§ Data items
--------------------

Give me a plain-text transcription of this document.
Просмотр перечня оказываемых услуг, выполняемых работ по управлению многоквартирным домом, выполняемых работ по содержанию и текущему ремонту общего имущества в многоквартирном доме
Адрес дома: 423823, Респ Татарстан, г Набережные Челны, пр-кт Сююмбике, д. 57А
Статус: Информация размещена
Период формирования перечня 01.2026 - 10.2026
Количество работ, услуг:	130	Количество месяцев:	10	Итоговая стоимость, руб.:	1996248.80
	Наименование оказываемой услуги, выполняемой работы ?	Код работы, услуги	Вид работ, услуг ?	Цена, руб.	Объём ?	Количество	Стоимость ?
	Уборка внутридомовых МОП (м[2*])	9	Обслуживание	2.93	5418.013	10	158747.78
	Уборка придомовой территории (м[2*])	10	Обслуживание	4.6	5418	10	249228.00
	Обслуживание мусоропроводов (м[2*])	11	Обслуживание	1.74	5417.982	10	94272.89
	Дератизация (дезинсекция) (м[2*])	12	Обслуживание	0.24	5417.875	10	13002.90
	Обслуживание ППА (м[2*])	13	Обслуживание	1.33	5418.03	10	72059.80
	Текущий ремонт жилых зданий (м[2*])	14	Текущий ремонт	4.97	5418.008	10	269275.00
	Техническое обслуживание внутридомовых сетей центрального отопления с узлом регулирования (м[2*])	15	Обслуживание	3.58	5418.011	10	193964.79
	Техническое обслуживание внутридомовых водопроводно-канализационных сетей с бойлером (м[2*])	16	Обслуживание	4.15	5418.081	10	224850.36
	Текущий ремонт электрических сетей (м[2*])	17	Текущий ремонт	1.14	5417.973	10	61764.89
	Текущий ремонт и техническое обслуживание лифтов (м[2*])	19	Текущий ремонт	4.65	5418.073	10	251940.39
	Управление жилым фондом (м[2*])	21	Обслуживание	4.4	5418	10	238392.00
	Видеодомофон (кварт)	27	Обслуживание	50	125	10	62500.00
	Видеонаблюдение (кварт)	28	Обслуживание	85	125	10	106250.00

--------------------

§ GOAL
Using the data above, print every record exactly as shown.

§ EXERCISE OUTPUT
Give me a plain-text transcription of this document.
Просмотр перечня оказываемых услуг, выполняемых работ по управлению многоквартирным домом, выполняемых работ по содержанию и текущему ремонту общего имущества в многоквартирном доме
Адрес дома: 423823, Респ Татарстан, г Набережные Челны, пр-кт Сююмбике, д. 57А
Статус: Информация размещена
Период формирования перечня 01.2026 - 10.2026
Количество работ, услуг:	130	Количество месяцев:	10	Итоговая стоимость, руб.:	1996248.80
	Наименование оказываемой услуги, выполняемой работы ?	Код работы, услуги	Вид работ, услуг ?	Цена, руб.	Объём ?	Количество	Стоимость ?
	Уборка внутридомовых МОП (м[2*])	9	Обслуживание	2.93	5418.013	10	158747.78
	Уборка придомовой территории (м[2*])	10	Обслуживание	4.6	5418	10	249228.00
	Обслуживание мусоропроводов (м[2*])	11	Обслуживание	1.74	5417.982	10	94272.89
	Дератизация (дезинсекция) (м[2*])	12	Обслуживание	0.24	5417.875	10	13002.90
	Обслуживание ППА (м[2*])	13	Обслуживание	1.33	5418.03	10	72059.80
	Текущий ремонт жилых зданий (м[2*])	14	Текущий ремонт	4.97	5418.008	10	269275.00
	Техническое обслуживание внутридомовых сетей центрального отопления с узлом регулирования (м[2*])	15	Обслуживание	3.58	5418.011	10	193964.79
	Техническое обслуживание внутридомовых водопроводно-канализационных сетей с бойлером (м[2*])	16	Обслуживание	4.15	5418.081	10	224850.36
	Текущий ремонт электрических сетей (м[2*])	17	Текущий ремонт	1.14	5417.973	10	61764.89
	Текущий ремонт и техническое обслуживание лифтов (м[2*])	19	Текущий ремонт	4.65	5418.073	10	251940.39
	Управление жилым фондом (м[2*])	21	Обслуживание	4.4	5418	10	238392.00
	Видеодомофон (кварт)	27	Обслуживание	50	125	10	62500.00
	Видеонаблюдение (кварт)	28	Обслуживание	85	125	10	106250.00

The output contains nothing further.